* SHORT EXERCISE *
Search the listing for the string "SDTVAR" and copy every line that contains it.

* Figure data in JSON *
____

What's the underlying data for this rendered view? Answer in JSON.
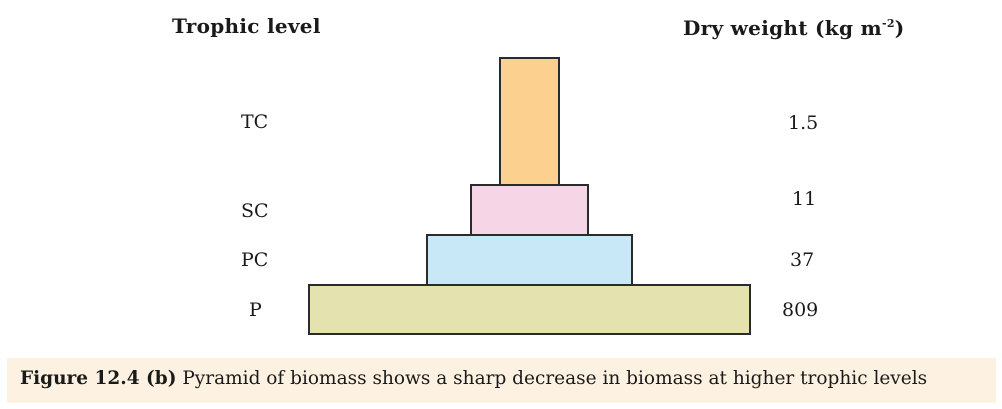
{
  "headers": {
    "trophic_level": "Trophic level",
    "dry_weight": "Dry weight (kg m",
    "dry_weight_exp": "-2",
    "dry_weight_close": ")"
  },
  "levels": [
    {
      "label": "TC",
      "value": "1.5",
      "color": "#fcd190"
    },
    {
      "label": "SC",
      "value": "11",
      "color": "#f6d5e6"
    },
    {
      "label": "PC",
      "value": "37",
      "color": "#c8e8f8"
    },
    {
      "label": "P",
      "value": "809",
      "color": "#e4e3b0"
    }
  ],
  "caption": {
    "figure": "Figure 12.4 (b)",
    "text": " Pyramid of biomass shows a sharp decrease in biomass at higher trophic levels"
  }
}
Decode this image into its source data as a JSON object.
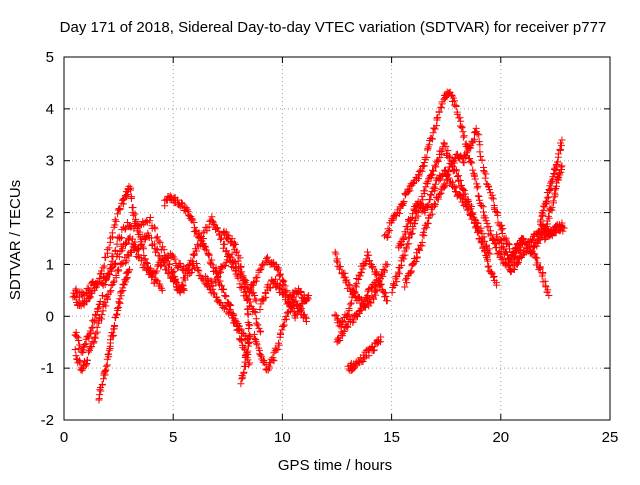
{
  "chart_data": {
    "type": "scatter",
    "title": "Day 171 of 2018, Sidereal Day-to-day VTEC variation (SDTVAR) for receiver p777",
    "xlabel": "GPS time / hours",
    "ylabel": "SDTVAR / TECUs",
    "xlim": [
      0,
      25
    ],
    "ylim": [
      -2,
      5
    ],
    "x_ticks": [
      0,
      5,
      10,
      15,
      20,
      25
    ],
    "x_tick_labels": [
      "0",
      "5",
      "10",
      "15",
      "20",
      "25"
    ],
    "y_ticks": [
      -2,
      -1,
      0,
      1,
      2,
      3,
      4,
      5
    ],
    "y_tick_labels": [
      "-2",
      "-1",
      "0",
      "1",
      "2",
      "3",
      "4",
      "5"
    ],
    "grid": true,
    "marker": "+",
    "series": [
      {
        "name": "SDTVAR",
        "color": "#ff0000",
        "tracks": [
          [
            [
              0.4,
              0.4
            ],
            [
              0.7,
              0.2
            ],
            [
              1.0,
              0.3
            ],
            [
              1.3,
              0.5
            ],
            [
              1.7,
              0.8
            ],
            [
              2.1,
              1.4
            ],
            [
              2.5,
              2.0
            ],
            [
              2.8,
              2.3
            ],
            [
              3.0,
              2.5
            ],
            [
              3.2,
              2.0
            ],
            [
              3.5,
              1.5
            ],
            [
              3.8,
              1.0
            ],
            [
              4.1,
              0.7
            ],
            [
              4.5,
              0.5
            ]
          ],
          [
            [
              0.5,
              -0.3
            ],
            [
              0.8,
              -0.7
            ],
            [
              1.0,
              -0.5
            ],
            [
              1.3,
              -0.2
            ],
            [
              1.6,
              0.2
            ],
            [
              2.0,
              0.8
            ],
            [
              2.4,
              1.4
            ],
            [
              2.9,
              1.8
            ],
            [
              3.4,
              1.7
            ],
            [
              3.9,
              1.9
            ],
            [
              4.4,
              1.4
            ],
            [
              4.9,
              0.9
            ],
            [
              5.2,
              0.6
            ],
            [
              5.5,
              0.5
            ]
          ],
          [
            [
              0.5,
              -0.7
            ],
            [
              0.8,
              -1.0
            ],
            [
              1.1,
              -0.8
            ],
            [
              1.4,
              -0.4
            ],
            [
              1.7,
              0.0
            ],
            [
              2.0,
              0.4
            ],
            [
              2.4,
              0.8
            ],
            [
              2.8,
              1.1
            ],
            [
              3.2,
              1.3
            ],
            [
              3.6,
              1.0
            ],
            [
              4.0,
              0.8
            ],
            [
              4.4,
              1.0
            ],
            [
              4.8,
              1.2
            ],
            [
              5.2,
              1.0
            ],
            [
              5.6,
              0.9
            ],
            [
              6.0,
              1.2
            ],
            [
              6.4,
              1.6
            ],
            [
              6.8,
              1.9
            ],
            [
              7.1,
              1.6
            ],
            [
              7.5,
              1.2
            ],
            [
              7.9,
              0.8
            ],
            [
              8.3,
              0.4
            ],
            [
              8.7,
              0.1
            ],
            [
              9.0,
              -0.3
            ]
          ],
          [
            [
              1.6,
              -1.6
            ],
            [
              1.8,
              -1.2
            ],
            [
              2.0,
              -0.8
            ],
            [
              2.2,
              -0.4
            ],
            [
              2.4,
              0.0
            ],
            [
              2.6,
              0.4
            ],
            [
              2.8,
              0.7
            ],
            [
              3.0,
              0.9
            ]
          ],
          [
            [
              0.5,
              0.5
            ],
            [
              0.9,
              0.4
            ],
            [
              1.3,
              0.6
            ],
            [
              1.8,
              0.7
            ],
            [
              2.2,
              0.9
            ],
            [
              2.6,
              1.3
            ],
            [
              3.0,
              1.5
            ],
            [
              3.4,
              1.3
            ],
            [
              3.8,
              1.6
            ],
            [
              4.2,
              1.3
            ],
            [
              4.6,
              1.0
            ],
            [
              5.0,
              0.7
            ],
            [
              5.3,
              0.5
            ],
            [
              5.6,
              0.8
            ],
            [
              6.0,
              1.0
            ],
            [
              6.4,
              0.7
            ],
            [
              6.8,
              0.6
            ],
            [
              7.2,
              0.9
            ],
            [
              7.6,
              1.2
            ],
            [
              8.0,
              0.9
            ],
            [
              8.4,
              0.6
            ],
            [
              8.8,
              0.3
            ]
          ],
          [
            [
              4.6,
              2.2
            ],
            [
              4.9,
              2.3
            ],
            [
              5.2,
              2.2
            ],
            [
              5.5,
              2.1
            ],
            [
              5.8,
              1.9
            ],
            [
              6.1,
              1.6
            ],
            [
              6.4,
              1.4
            ],
            [
              6.7,
              1.1
            ],
            [
              7.0,
              0.8
            ],
            [
              7.3,
              0.5
            ],
            [
              7.6,
              0.2
            ],
            [
              7.9,
              -0.2
            ],
            [
              8.2,
              -0.6
            ],
            [
              8.5,
              -0.9
            ]
          ],
          [
            [
              7.3,
              1.6
            ],
            [
              7.6,
              1.5
            ],
            [
              7.9,
              1.3
            ],
            [
              8.2,
              0.8
            ],
            [
              8.4,
              0.2
            ],
            [
              8.5,
              -0.4
            ],
            [
              8.3,
              -0.9
            ],
            [
              8.1,
              -1.3
            ]
          ],
          [
            [
              6.5,
              0.7
            ],
            [
              6.9,
              0.4
            ],
            [
              7.3,
              0.2
            ],
            [
              7.7,
              0.0
            ],
            [
              8.1,
              -0.3
            ],
            [
              8.5,
              -0.5
            ]
          ],
          [
            [
              8.5,
              0.5
            ],
            [
              8.9,
              0.8
            ],
            [
              9.3,
              1.1
            ],
            [
              9.7,
              1.0
            ],
            [
              10.0,
              0.7
            ],
            [
              10.3,
              0.3
            ],
            [
              10.6,
              0.0
            ],
            [
              10.9,
              0.2
            ],
            [
              11.2,
              0.4
            ]
          ],
          [
            [
              8.7,
              -0.4
            ],
            [
              9.0,
              -0.7
            ],
            [
              9.3,
              -1.0
            ],
            [
              9.6,
              -0.8
            ],
            [
              9.9,
              -0.4
            ],
            [
              10.2,
              0.0
            ],
            [
              10.5,
              0.3
            ],
            [
              10.8,
              0.1
            ],
            [
              11.1,
              -0.1
            ]
          ],
          [
            [
              9.0,
              0.2
            ],
            [
              9.3,
              0.5
            ],
            [
              9.6,
              0.7
            ],
            [
              9.9,
              0.5
            ],
            [
              10.2,
              0.3
            ],
            [
              10.5,
              0.4
            ],
            [
              10.8,
              0.5
            ],
            [
              11.1,
              0.3
            ]
          ],
          [
            [
              12.4,
              1.2
            ],
            [
              12.7,
              0.9
            ],
            [
              13.0,
              0.6
            ],
            [
              13.3,
              0.4
            ],
            [
              13.6,
              0.3
            ],
            [
              13.9,
              0.2
            ],
            [
              14.2,
              0.4
            ],
            [
              14.5,
              0.7
            ],
            [
              14.8,
              1.0
            ]
          ],
          [
            [
              12.4,
              0.0
            ],
            [
              12.7,
              -0.2
            ],
            [
              13.0,
              0.1
            ],
            [
              13.3,
              0.5
            ],
            [
              13.6,
              0.9
            ],
            [
              13.9,
              1.2
            ],
            [
              14.2,
              0.9
            ],
            [
              14.5,
              0.6
            ],
            [
              14.8,
              0.3
            ]
          ],
          [
            [
              12.5,
              -0.5
            ],
            [
              12.8,
              -0.3
            ],
            [
              13.1,
              -0.1
            ],
            [
              13.4,
              0.0
            ],
            [
              13.7,
              0.2
            ],
            [
              14.0,
              0.5
            ],
            [
              14.3,
              0.7
            ]
          ],
          [
            [
              13.0,
              -1.0
            ],
            [
              13.3,
              -0.95
            ],
            [
              13.6,
              -0.85
            ],
            [
              13.9,
              -0.7
            ],
            [
              14.2,
              -0.6
            ],
            [
              14.5,
              -0.4
            ]
          ],
          [
            [
              14.7,
              1.5
            ],
            [
              15.0,
              1.8
            ],
            [
              15.3,
              2.0
            ],
            [
              15.6,
              2.3
            ],
            [
              15.9,
              2.5
            ],
            [
              16.2,
              2.7
            ],
            [
              16.5,
              3.0
            ],
            [
              16.8,
              3.4
            ],
            [
              17.1,
              3.8
            ],
            [
              17.4,
              4.2
            ],
            [
              17.7,
              4.3
            ],
            [
              18.0,
              4.0
            ],
            [
              18.3,
              3.5
            ],
            [
              18.6,
              3.0
            ],
            [
              18.9,
              2.5
            ],
            [
              19.2,
              2.0
            ],
            [
              19.5,
              1.6
            ],
            [
              19.8,
              1.3
            ],
            [
              20.1,
              1.1
            ],
            [
              20.4,
              1.0
            ],
            [
              20.7,
              1.2
            ],
            [
              21.0,
              1.4
            ]
          ],
          [
            [
              15.0,
              0.5
            ],
            [
              15.3,
              0.8
            ],
            [
              15.6,
              1.2
            ],
            [
              15.9,
              1.6
            ],
            [
              16.2,
              2.0
            ],
            [
              16.5,
              2.4
            ],
            [
              16.8,
              2.7
            ],
            [
              17.1,
              3.0
            ],
            [
              17.4,
              3.3
            ],
            [
              17.7,
              3.0
            ],
            [
              18.0,
              2.7
            ],
            [
              18.3,
              2.4
            ],
            [
              18.6,
              2.1
            ],
            [
              18.9,
              1.8
            ],
            [
              19.2,
              1.5
            ],
            [
              19.5,
              1.2
            ]
          ],
          [
            [
              15.3,
              1.3
            ],
            [
              15.6,
              1.6
            ],
            [
              15.9,
              1.9
            ],
            [
              16.2,
              2.2
            ],
            [
              16.5,
              2.0
            ],
            [
              16.8,
              2.3
            ],
            [
              17.1,
              2.6
            ],
            [
              17.4,
              2.8
            ],
            [
              17.7,
              2.6
            ],
            [
              18.0,
              2.4
            ],
            [
              18.3,
              2.2
            ],
            [
              18.6,
              2.0
            ],
            [
              18.9,
              1.7
            ],
            [
              19.2,
              1.3
            ],
            [
              19.5,
              0.9
            ],
            [
              19.8,
              0.6
            ]
          ],
          [
            [
              15.6,
              0.6
            ],
            [
              15.9,
              0.9
            ],
            [
              16.2,
              1.2
            ],
            [
              16.5,
              1.6
            ],
            [
              16.8,
              2.0
            ],
            [
              17.1,
              2.3
            ],
            [
              17.4,
              2.5
            ],
            [
              17.7,
              2.9
            ],
            [
              18.0,
              3.1
            ],
            [
              18.3,
              3.0
            ],
            [
              18.6,
              3.3
            ],
            [
              18.9,
              3.6
            ],
            [
              19.2,
              2.9
            ],
            [
              19.5,
              2.4
            ],
            [
              19.8,
              2.0
            ],
            [
              20.1,
              1.6
            ],
            [
              20.4,
              1.3
            ]
          ],
          [
            [
              19.8,
              1.6
            ],
            [
              20.1,
              1.3
            ],
            [
              20.4,
              1.1
            ],
            [
              20.7,
              1.3
            ],
            [
              21.0,
              1.5
            ],
            [
              21.3,
              1.3
            ],
            [
              21.6,
              1.1
            ],
            [
              21.9,
              0.8
            ],
            [
              22.2,
              0.4
            ]
          ],
          [
            [
              20.4,
              0.9
            ],
            [
              20.7,
              1.0
            ],
            [
              21.0,
              1.2
            ],
            [
              21.3,
              1.4
            ],
            [
              21.6,
              1.6
            ],
            [
              21.9,
              1.7
            ],
            [
              22.2,
              1.6
            ],
            [
              22.5,
              1.7
            ],
            [
              22.8,
              1.8
            ]
          ],
          [
            [
              21.8,
              1.8
            ],
            [
              22.0,
              2.1
            ],
            [
              22.2,
              2.4
            ],
            [
              22.4,
              2.7
            ],
            [
              22.6,
              3.0
            ],
            [
              22.8,
              3.4
            ]
          ],
          [
            [
              21.5,
              1.3
            ],
            [
              21.8,
              1.5
            ],
            [
              22.1,
              1.8
            ],
            [
              22.4,
              2.2
            ],
            [
              22.6,
              2.6
            ],
            [
              22.8,
              2.9
            ]
          ],
          [
            [
              22.0,
              1.5
            ],
            [
              22.3,
              1.6
            ],
            [
              22.6,
              1.7
            ],
            [
              22.9,
              1.7
            ]
          ]
        ]
      }
    ]
  }
}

____

* EXPECTED ANSWER *
    "title": "Day 171 of 2018, Sidereal Day-to-day VTEC variation (SDTVAR) for receiver p777",
    "ylabel": "SDTVAR / TECUs",
        "name": "SDTVAR",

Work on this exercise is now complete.